PROBLEM TO SOLVE: Print all of the entries exactly, minus the pictures.

## START PROVIDED ENTRIES

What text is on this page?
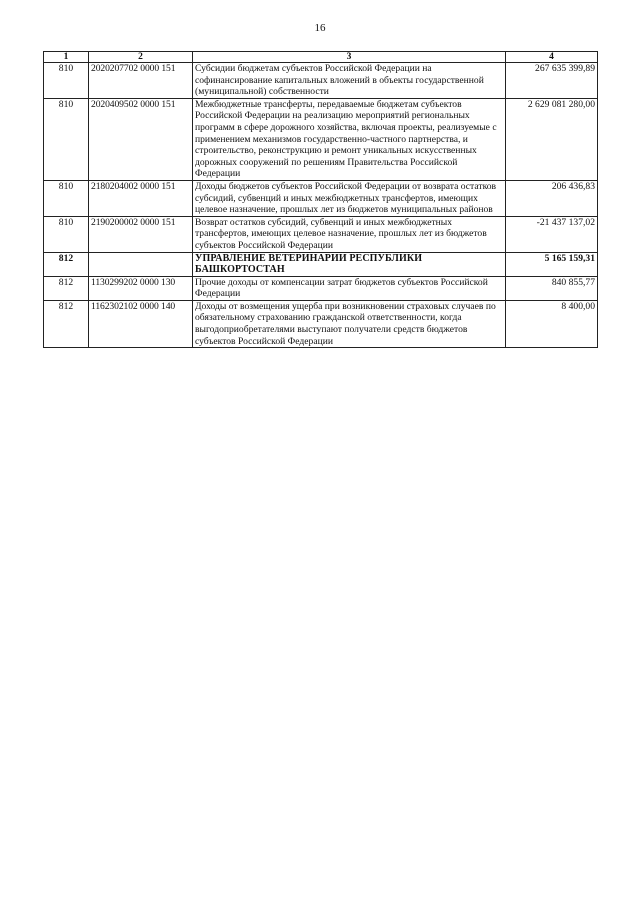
16
1	2	3	4
810	2020207702 0000 151	Субсидии бюджетам субъектов Российской Федерации на софинансирование капитальных вложений в объекты государственной (муниципальной) собственности	267 635 399,89
810	2020409502 0000 151	Межбюджетные трансферты, передаваемые бюджетам субъектов Российской Федерации на реализацию мероприятий региональных программ в сфере дорожного хозяйства, включая проекты, реализуемые с применением механизмов государственно-частного партнерства, и строительство, реконструкцию и ремонт уникальных искусственных дорожных сооружений по решениям Правительства Российской Федерации	2 629 081 280,00
810	2180204002 0000 151	Доходы бюджетов субъектов Российской Федерации от возврата остатков субсидий, субвенций и иных межбюджетных трансфертов, имеющих целевое назначение, прошлых лет из бюджетов муниципальных районов	206 436,83
810	2190200002 0000 151	Возврат остатков субсидий, субвенций и иных межбюджетных трансфертов, имеющих целевое назначение, прошлых лет из бюджетов субъектов Российской Федерации	-21 437 137,02
812		УПРАВЛЕНИЕ ВЕТЕРИНАРИИ РЕСПУБЛИКИ БАШКОРТОСТАН	5 165 159,31
812	1130299202 0000 130	Прочие доходы от компенсации затрат бюджетов субъектов Российской Федерации	840 855,77
812	1162302102 0000 140	Доходы от возмещения ущерба при возникновении страховых случаев по обязательному страхованию гражданской ответственности, когда выгодоприобретателями выступают получатели средств бюджетов субъектов Российской Федерации	8 400,00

## END PROVIDED ENTRIES

SOLVED EXERCISE:
What text is on this page?
16
1	2	3	4
810	2020207702 0000 151	Субсидии бюджетам субъектов Российской Федерации на софинансирование капитальных вложений в объекты государственной (муниципальной) собственности	267 635 399,89
810	2020409502 0000 151	Межбюджетные трансферты, передаваемые бюджетам субъектов Российской Федерации на реализацию мероприятий региональных программ в сфере дорожного хозяйства, включая проекты, реализуемые с применением механизмов государственно-частного партнерства, и строительство, реконструкцию и ремонт уникальных искусственных дорожных сооружений по решениям Правительства Российской Федерации	2 629 081 280,00
810	2180204002 0000 151	Доходы бюджетов субъектов Российской Федерации от возврата остатков субсидий, субвенций и иных межбюджетных трансфертов, имеющих целевое назначение, прошлых лет из бюджетов муниципальных районов	206 436,83
810	2190200002 0000 151	Возврат остатков субсидий, субвенций и иных межбюджетных трансфертов, имеющих целевое назначение, прошлых лет из бюджетов субъектов Российской Федерации	-21 437 137,02
812		УПРАВЛЕНИЕ ВЕТЕРИНАРИИ РЕСПУБЛИКИ БАШКОРТОСТАН	5 165 159,31
812	1130299202 0000 130	Прочие доходы от компенсации затрат бюджетов субъектов Российской Федерации	840 855,77
812	1162302102 0000 140	Доходы от возмещения ущерба при возникновении страховых случаев по обязательному страхованию гражданской ответственности, когда выгодоприобретателями выступают получатели средств бюджетов субъектов Российской Федерации	8 400,00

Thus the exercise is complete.